### [GOAL OF THE EXERCISE]
Return all the entries exactly, keeping pictures out.

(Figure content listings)
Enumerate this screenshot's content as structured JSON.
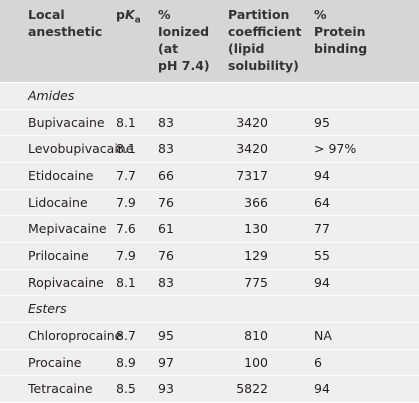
{
  "table": {
    "header": [
      [
        "Local",
        "anesthetic"
      ],
      {
        "prefix": "p",
        "italic": "K",
        "subscript": "a"
      },
      [
        "%",
        "Ionized",
        "(at",
        "pH 7.4)"
      ],
      [
        "Partition",
        "coefficient",
        "(lipid",
        "solubility)"
      ],
      [
        "%",
        "Protein",
        "binding"
      ]
    ],
    "groups": [
      {
        "label": "Amides",
        "rows": [
          [
            "Bupivacaine",
            "8.1",
            "83",
            "3420",
            "95"
          ],
          [
            "Levobupivacaine",
            "8.1",
            "83",
            "3420",
            "> 97%"
          ],
          [
            "Etidocaine",
            "7.7",
            "66",
            "7317",
            "94"
          ],
          [
            "Lidocaine",
            "7.9",
            "76",
            "366",
            "64"
          ],
          [
            "Mepivacaine",
            "7.6",
            "61",
            "130",
            "77"
          ],
          [
            "Prilocaine",
            "7.9",
            "76",
            "129",
            "55"
          ],
          [
            "Ropivacaine",
            "8.1",
            "83",
            "775",
            "94"
          ]
        ]
      },
      {
        "label": "Esters",
        "rows": [
          [
            "Chloroprocaine",
            "8.7",
            "95",
            "810",
            "NA"
          ],
          [
            "Procaine",
            "8.9",
            "97",
            "100",
            "6"
          ],
          [
            "Tetracaine",
            "8.5",
            "93",
            "5822",
            "94"
          ]
        ]
      }
    ]
  }
}
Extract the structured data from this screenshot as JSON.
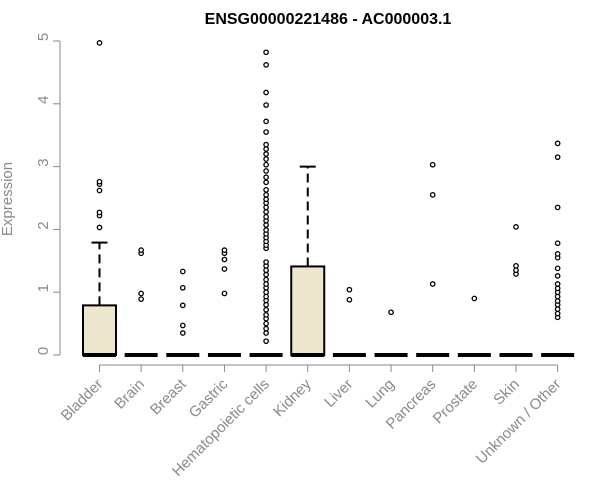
{
  "chart_data": {
    "type": "box",
    "title": "ENSG00000221486 - AC000003.1",
    "xlabel": "",
    "ylabel": "Expression",
    "ylim": [
      0,
      5
    ],
    "yticks": [
      0,
      1,
      2,
      3,
      4,
      5
    ],
    "grid": false,
    "legend": "none",
    "colors": {
      "box_fill": "#ede7d0",
      "box_stroke": "#000000",
      "axis": "#8a8a8a",
      "text": "#8a8a8a"
    },
    "categories": [
      "Bladder",
      "Brain",
      "Breast",
      "Gastric",
      "Hematopoietic cells",
      "Kidney",
      "Liver",
      "Lung",
      "Pancreas",
      "Prostate",
      "Skin",
      "Unknown / Other"
    ],
    "boxes": [
      {
        "q1": 0,
        "median": 0,
        "q3": 0.79,
        "whisker_low": 0,
        "whisker_high": 1.79,
        "outliers": [
          2.03,
          2.22,
          2.27,
          2.62,
          2.72,
          2.76,
          4.97
        ]
      },
      {
        "q1": 0,
        "median": 0,
        "q3": 0,
        "whisker_low": 0,
        "whisker_high": 0,
        "outliers": [
          0.89,
          0.98,
          1.62,
          1.67
        ]
      },
      {
        "q1": 0,
        "median": 0,
        "q3": 0,
        "whisker_low": 0,
        "whisker_high": 0,
        "outliers": [
          0.35,
          0.47,
          0.79,
          1.07,
          1.33
        ]
      },
      {
        "q1": 0,
        "median": 0,
        "q3": 0,
        "whisker_low": 0,
        "whisker_high": 0,
        "outliers": [
          0.98,
          1.37,
          1.52,
          1.62,
          1.67
        ]
      },
      {
        "q1": 0,
        "median": 0,
        "q3": 0,
        "whisker_low": 0,
        "whisker_high": 0,
        "outliers": [
          0.22,
          0.35,
          0.42,
          0.5,
          0.58,
          0.64,
          0.72,
          0.8,
          0.87,
          0.93,
          1.0,
          1.07,
          1.13,
          1.2,
          1.28,
          1.35,
          1.42,
          1.48,
          1.7,
          1.75,
          1.81,
          1.87,
          1.93,
          1.99,
          2.07,
          2.14,
          2.2,
          2.28,
          2.35,
          2.42,
          2.48,
          2.55,
          2.63,
          2.75,
          2.83,
          2.93,
          3.03,
          3.12,
          3.2,
          3.28,
          3.35,
          3.55,
          3.72,
          3.98,
          4.18,
          4.62,
          4.82
        ]
      },
      {
        "q1": 0,
        "median": 0,
        "q3": 1.41,
        "whisker_low": 0,
        "whisker_high": 3.0,
        "outliers": []
      },
      {
        "q1": 0,
        "median": 0,
        "q3": 0,
        "whisker_low": 0,
        "whisker_high": 0,
        "outliers": [
          0.88,
          1.04
        ]
      },
      {
        "q1": 0,
        "median": 0,
        "q3": 0,
        "whisker_low": 0,
        "whisker_high": 0,
        "outliers": [
          0.68
        ]
      },
      {
        "q1": 0,
        "median": 0,
        "q3": 0,
        "whisker_low": 0,
        "whisker_high": 0,
        "outliers": [
          1.13,
          2.55,
          3.03
        ]
      },
      {
        "q1": 0,
        "median": 0,
        "q3": 0,
        "whisker_low": 0,
        "whisker_high": 0,
        "outliers": [
          0.9
        ]
      },
      {
        "q1": 0,
        "median": 0,
        "q3": 0,
        "whisker_low": 0,
        "whisker_high": 0,
        "outliers": [
          1.29,
          1.35,
          1.42,
          2.04
        ]
      },
      {
        "q1": 0,
        "median": 0,
        "q3": 0,
        "whisker_low": 0,
        "whisker_high": 0,
        "outliers": [
          0.6,
          0.66,
          0.73,
          0.8,
          0.86,
          0.93,
          1.0,
          1.06,
          1.13,
          1.26,
          1.38,
          1.55,
          1.61,
          1.78,
          2.35,
          3.15,
          3.37
        ]
      }
    ]
  }
}
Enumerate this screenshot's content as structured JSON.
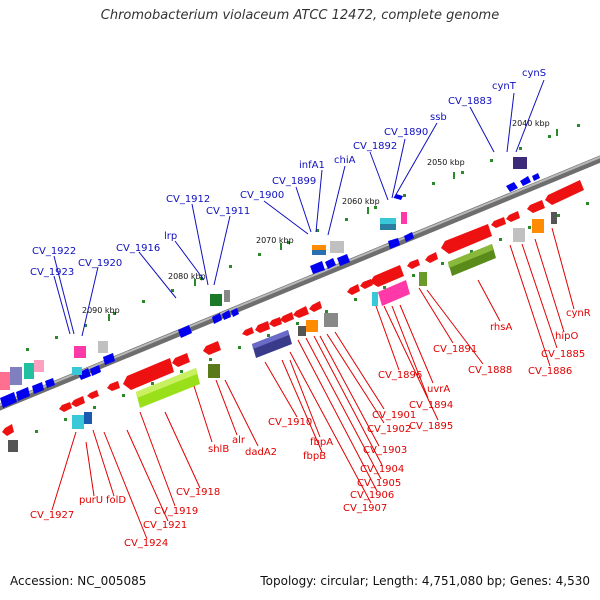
{
  "title": "Chromobacterium violaceum ATCC 12472, complete genome",
  "footer": {
    "accession": "Accession: NC_005085",
    "topology": "Topology: circular; Length: 4,751,080 bp; Genes: 4,530"
  },
  "colors": {
    "backbone": "#8a8a8a",
    "forward": "#0000ee",
    "reverse": "#ee1111",
    "blue_label": "#1010c0",
    "red_label": "#e00000",
    "tick": "#2a8a2a"
  },
  "kbp_markers": [
    {
      "label": "2040 kbp"
    },
    {
      "label": "2050 kbp"
    },
    {
      "label": "2060 kbp"
    },
    {
      "label": "2070 kbp"
    },
    {
      "label": "2080 kbp"
    },
    {
      "label": "2090 kbp"
    }
  ],
  "forward_labels": [
    "cynS",
    "cynT",
    "CV_1883",
    "ssb",
    "CV_1890",
    "CV_1892",
    "chiA",
    "infA1",
    "CV_1899",
    "CV_1900",
    "CV_1911",
    "CV_1912",
    "lrp",
    "CV_1916",
    "CV_1920",
    "CV_1922",
    "CV_1923"
  ],
  "reverse_labels": [
    "cynR",
    "hipO",
    "CV_1885",
    "CV_1886",
    "rhsA",
    "CV_1888",
    "CV_1891",
    "uvrA",
    "CV_1894",
    "CV_1895",
    "CV_1896",
    "CV_1901",
    "CV_1902",
    "CV_1903",
    "CV_1904",
    "CV_1905",
    "CV_1906",
    "CV_1907",
    "fbpA",
    "fbpB",
    "CV_1910",
    "dadA2",
    "alr",
    "shlB",
    "CV_1918",
    "CV_1919",
    "CV_1921",
    "CV_1924",
    "folD",
    "purU",
    "CV_1927"
  ]
}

### [ANSWER AREA]
Enumerate this screenshot's content as structured JSON.
{
  "table": {
    "header": [
      [
        "Local",
        "anesthetic"
      ],
      {
        "prefix": "p",
        "italic": "K",
        "subscript": "a"
      },
      [
        "%",
        "Ionized",
        "(at",
        "pH 7.4)"
      ],
      [
        "Partition",
        "coefficient",
        "(lipid",
        "solubility)"
      ],
      [
        "%",
        "Protein",
        "binding"
      ]
    ],
    "groups": [
      {
        "label": "Amides",
        "rows": [
          [
            "Bupivacaine",
            "8.1",
            "83",
            "3420",
            "95"
          ],
          [
            "Levobupivacaine",
            "8.1",
            "83",
            "3420",
            "> 97%"
          ],
          [
            "Etidocaine",
            "7.7",
            "66",
            "7317",
            "94"
          ],
          [
            "Lidocaine",
            "7.9",
            "76",
            "366",
            "64"
          ],
          [
            "Mepivacaine",
            "7.6",
            "61",
            "130",
            "77"
          ],
          [
            "Prilocaine",
            "7.9",
            "76",
            "129",
            "55"
          ],
          [
            "Ropivacaine",
            "8.1",
            "83",
            "775",
            "94"
          ]
        ]
      },
      {
        "label": "Esters",
        "rows": [
          [
            "Chloroprocaine",
            "8.7",
            "95",
            "810",
            "NA"
          ],
          [
            "Procaine",
            "8.9",
            "97",
            "100",
            "6"
          ],
          [
            "Tetracaine",
            "8.5",
            "93",
            "5822",
            "94"
          ]
        ]
      }
    ]
  }
}
Extract the structured data from this screenshot as JSON.
{
  "chart_data": {
    "type": "box",
    "title": "ENSG00000221486 - AC000003.1",
    "xlabel": "",
    "ylabel": "Expression",
    "ylim": [
      0,
      5
    ],
    "yticks": [
      0,
      1,
      2,
      3,
      4,
      5
    ],
    "grid": false,
    "legend": "none",
    "colors": {
      "box_fill": "#ede7d0",
      "box_stroke": "#000000",
      "axis": "#8a8a8a",
      "text": "#8a8a8a"
    },
    "categories": [
      "Bladder",
      "Brain",
      "Breast",
      "Gastric",
      "Hematopoietic cells",
      "Kidney",
      "Liver",
      "Lung",
      "Pancreas",
      "Prostate",
      "Skin",
      "Unknown / Other"
    ],
    "boxes": [
      {
        "q1": 0,
        "median": 0,
        "q3": 0.79,
        "whisker_low": 0,
        "whisker_high": 1.79,
        "outliers": [
          2.03,
          2.22,
          2.27,
          2.62,
          2.72,
          2.76,
          4.97
        ]
      },
      {
        "q1": 0,
        "median": 0,
        "q3": 0,
        "whisker_low": 0,
        "whisker_high": 0,
        "outliers": [
          0.89,
          0.98,
          1.62,
          1.67
        ]
      },
      {
        "q1": 0,
        "median": 0,
        "q3": 0,
        "whisker_low": 0,
        "whisker_high": 0,
        "outliers": [
          0.35,
          0.47,
          0.79,
          1.07,
          1.33
        ]
      },
      {
        "q1": 0,
        "median": 0,
        "q3": 0,
        "whisker_low": 0,
        "whisker_high": 0,
        "outliers": [
          0.98,
          1.37,
          1.52,
          1.62,
          1.67
        ]
      },
      {
        "q1": 0,
        "median": 0,
        "q3": 0,
        "whisker_low": 0,
        "whisker_high": 0,
        "outliers": [
          0.22,
          0.35,
          0.42,
          0.5,
          0.58,
          0.64,
          0.72,
          0.8,
          0.87,
          0.93,
          1.0,
          1.07,
          1.13,
          1.2,
          1.28,
          1.35,
          1.42,
          1.48,
          1.7,
          1.75,
          1.81,
          1.87,
          1.93,
          1.99,
          2.07,
          2.14,
          2.2,
          2.28,
          2.35,
          2.42,
          2.48,
          2.55,
          2.63,
          2.75,
          2.83,
          2.93,
          3.03,
          3.12,
          3.2,
          3.28,
          3.35,
          3.55,
          3.72,
          3.98,
          4.18,
          4.62,
          4.82
        ]
      },
      {
        "q1": 0,
        "median": 0,
        "q3": 1.41,
        "whisker_low": 0,
        "whisker_high": 3.0,
        "outliers": []
      },
      {
        "q1": 0,
        "median": 0,
        "q3": 0,
        "whisker_low": 0,
        "whisker_high": 0,
        "outliers": [
          0.88,
          1.04
        ]
      },
      {
        "q1": 0,
        "median": 0,
        "q3": 0,
        "whisker_low": 0,
        "whisker_high": 0,
        "outliers": [
          0.68
        ]
      },
      {
        "q1": 0,
        "median": 0,
        "q3": 0,
        "whisker_low": 0,
        "whisker_high": 0,
        "outliers": [
          1.13,
          2.55,
          3.03
        ]
      },
      {
        "q1": 0,
        "median": 0,
        "q3": 0,
        "whisker_low": 0,
        "whisker_high": 0,
        "outliers": [
          0.9
        ]
      },
      {
        "q1": 0,
        "median": 0,
        "q3": 0,
        "whisker_low": 0,
        "whisker_high": 0,
        "outliers": [
          1.29,
          1.35,
          1.42,
          2.04
        ]
      },
      {
        "q1": 0,
        "median": 0,
        "q3": 0,
        "whisker_low": 0,
        "whisker_high": 0,
        "outliers": [
          0.6,
          0.66,
          0.73,
          0.8,
          0.86,
          0.93,
          1.0,
          1.06,
          1.13,
          1.26,
          1.38,
          1.55,
          1.61,
          1.78,
          2.35,
          3.15,
          3.37
        ]
      }
    ]
  }
}
Enumerate this screenshot's content as structured JSON.
{
  "title": "Chromobacterium violaceum ATCC 12472, complete genome",
  "footer": {
    "accession": "Accession: NC_005085",
    "topology": "Topology: circular; Length: 4,751,080 bp; Genes: 4,530"
  },
  "colors": {
    "backbone": "#8a8a8a",
    "forward": "#0000ee",
    "reverse": "#ee1111",
    "blue_label": "#1010c0",
    "red_label": "#e00000",
    "tick": "#2a8a2a"
  },
  "kbp_markers": [
    {
      "label": "2040 kbp"
    },
    {
      "label": "2050 kbp"
    },
    {
      "label": "2060 kbp"
    },
    {
      "label": "2070 kbp"
    },
    {
      "label": "2080 kbp"
    },
    {
      "label": "2090 kbp"
    }
  ],
  "forward_labels": [
    "cynS",
    "cynT",
    "CV_1883",
    "ssb",
    "CV_1890",
    "CV_1892",
    "chiA",
    "infA1",
    "CV_1899",
    "CV_1900",
    "CV_1911",
    "CV_1912",
    "lrp",
    "CV_1916",
    "CV_1920",
    "CV_1922",
    "CV_1923"
  ],
  "reverse_labels": [
    "cynR",
    "hipO",
    "CV_1885",
    "CV_1886",
    "rhsA",
    "CV_1888",
    "CV_1891",
    "uvrA",
    "CV_1894",
    "CV_1895",
    "CV_1896",
    "CV_1901",
    "CV_1902",
    "CV_1903",
    "CV_1904",
    "CV_1905",
    "CV_1906",
    "CV_1907",
    "fbpA",
    "fbpB",
    "CV_1910",
    "dadA2",
    "alr",
    "shlB",
    "CV_1918",
    "CV_1919",
    "CV_1921",
    "CV_1924",
    "folD",
    "purU",
    "CV_1927"
  ]
}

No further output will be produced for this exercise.